■ To do ■
a. Answer these questions about the Wasm notes:
(i) How does an application detect whether a feature is present?
(ii) Is the de-facto ABI for C/C++ in Wasm part of the spec?
(iii) What is the only way to unwind the stack in Wasm?
b. In the Wasm notes, rewrite everything from "Stack walking" down to "of the host.", swapping "stack-walking mechanism" for "stack-tracing mechanism".
c. Recast the paragraph of the Wasm notes that begins "Exception handling in Wasm is relatively bare-bones" as a short bulleted list that keeps its main facts.

■ Extract ■
****************

Extensions and Verification

Wasm has no formal extension or feature detection model. The feature set is expanded by the working group assigning opcode ranges to new proposals, and an application detects the presence of a feature by attempting to load a tiny 'test module' that uses the opcode(s). If the module fails to load or run, the feature is not present.

This interacts with the Wasm priorities in an unfortunate way. An entire module is compiled at once at startup, and the entire module must be valid. It is not possible for a module to contain conditionally-compiled functions which rely on missing features or unavailable instructions. Adjusting to the presence/non-presence of i.e. SIMD requires shipping multiple versions of each module and feature detecting to determine which module version to load.

The current state of most feature proposals can be found here: https://webassembly.org/features/

ABI

The de-facto ABI for C/C++ in Wasm is defined at https://github.com/WebAssembly/tool-conventions/blob/main/BasicCABI.md. It is not part of the spec, and there are corner cases and scenarios that are left unspecified.

Exception Handling

Exception handling in Wasm is relatively bare-bones. You define a try block with one or more catch clauses, where a given clause either catches a specific 'exception tag' or catches all exceptions (referred to as catch_all). Exception tags can be thought of conceptually like Exception or ArgumentException but in practice they are typically not used this way, and instead an entire language or compiler may use a single tag for its purposes - i.e. a c++exception tag which has an attached pointer into the linear memory where the real exception data lives. A given catch clause might then contain a series of type checks based on the data in linear memory.

Emscripten currently mostly aligns with the libc++ ABI (functions like __cxa_begin_catch) for exception handling. The best documentation I've found is at https://github.com/WebAssembly/tool-conventions/blob/main/EHScheme.md, and it appears to be derived from the Itanium C++ ABI.

Stack walking

There is no stack-walking mechanism in Wasm, and the only way to unwind the stack is by throwing an exception. You can technically get the stack from an exception object, but this requires the assistance of the host.

****************

Stored items from a collection

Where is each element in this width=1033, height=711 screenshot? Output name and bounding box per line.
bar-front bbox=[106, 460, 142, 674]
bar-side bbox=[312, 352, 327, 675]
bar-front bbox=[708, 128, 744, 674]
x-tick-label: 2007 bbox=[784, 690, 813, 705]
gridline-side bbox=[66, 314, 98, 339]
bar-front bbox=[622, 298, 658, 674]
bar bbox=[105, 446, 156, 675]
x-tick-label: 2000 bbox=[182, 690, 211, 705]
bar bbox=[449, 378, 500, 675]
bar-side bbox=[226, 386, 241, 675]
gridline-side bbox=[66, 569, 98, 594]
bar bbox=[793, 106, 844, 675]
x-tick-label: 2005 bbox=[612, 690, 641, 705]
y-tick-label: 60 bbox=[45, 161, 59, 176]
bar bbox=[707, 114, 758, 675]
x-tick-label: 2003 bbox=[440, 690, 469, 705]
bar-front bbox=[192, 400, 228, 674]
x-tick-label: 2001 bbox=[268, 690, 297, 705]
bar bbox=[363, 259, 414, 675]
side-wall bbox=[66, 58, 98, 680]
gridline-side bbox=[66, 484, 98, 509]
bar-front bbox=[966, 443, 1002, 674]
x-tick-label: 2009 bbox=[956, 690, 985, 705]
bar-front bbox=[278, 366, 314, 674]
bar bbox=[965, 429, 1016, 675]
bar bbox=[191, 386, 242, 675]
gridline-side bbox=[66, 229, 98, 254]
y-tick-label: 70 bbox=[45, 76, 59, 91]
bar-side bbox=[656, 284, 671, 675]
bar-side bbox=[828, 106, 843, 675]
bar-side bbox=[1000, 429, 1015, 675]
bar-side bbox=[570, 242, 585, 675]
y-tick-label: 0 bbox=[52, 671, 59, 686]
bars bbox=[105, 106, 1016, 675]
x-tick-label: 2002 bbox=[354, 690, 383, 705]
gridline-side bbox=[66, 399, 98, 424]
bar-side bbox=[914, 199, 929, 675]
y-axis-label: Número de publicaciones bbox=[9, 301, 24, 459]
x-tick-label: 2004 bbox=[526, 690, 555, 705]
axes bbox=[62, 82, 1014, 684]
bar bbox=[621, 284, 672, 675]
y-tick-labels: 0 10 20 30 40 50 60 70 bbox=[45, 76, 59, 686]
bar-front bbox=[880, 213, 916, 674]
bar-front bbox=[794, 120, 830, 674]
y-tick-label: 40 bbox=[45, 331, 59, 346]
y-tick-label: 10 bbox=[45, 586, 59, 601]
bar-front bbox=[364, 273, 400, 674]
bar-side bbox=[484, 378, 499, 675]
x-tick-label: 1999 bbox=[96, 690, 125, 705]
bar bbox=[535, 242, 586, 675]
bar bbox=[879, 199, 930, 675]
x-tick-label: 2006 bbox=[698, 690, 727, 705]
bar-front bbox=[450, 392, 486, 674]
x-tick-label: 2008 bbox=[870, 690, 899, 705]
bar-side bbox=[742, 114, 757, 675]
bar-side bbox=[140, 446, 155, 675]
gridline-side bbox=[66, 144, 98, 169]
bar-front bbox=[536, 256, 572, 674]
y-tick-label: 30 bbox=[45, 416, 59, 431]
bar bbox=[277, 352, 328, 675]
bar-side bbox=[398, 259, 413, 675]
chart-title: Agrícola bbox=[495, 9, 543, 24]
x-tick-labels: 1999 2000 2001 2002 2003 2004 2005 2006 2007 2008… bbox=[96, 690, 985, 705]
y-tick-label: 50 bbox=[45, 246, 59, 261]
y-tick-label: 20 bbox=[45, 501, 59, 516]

****************

■ Response list ■
a.
(i) It attempts to load a tiny "test module" that uses the feature's opcode(s). If the module fails to load or run, the feature is not present.
(ii) No, it is not part of the spec.
(iii) Throwing an exception.

b.
Stack walking

There is no stack-tracing mechanism in Wasm, and the only way to unwind the stack is by throwing an exception. You can technically get the stack from an exception object, but this requires the assistance of the host.

c.
- Exception handling in Wasm is relatively bare-bones.
- A try block has one or more catch clauses.
- Each clause catches either a specific "exception tag" or all exceptions (catch_all).
- Tags can be thought of like Exception or ArgumentException, but they are typically not used that way.
- Instead, a whole language or compiler may use a single tag, such as a c++exception tag that carries a pointer into linear memory, where the real exception data lives.
- A catch clause might then run a series of type checks based on that data.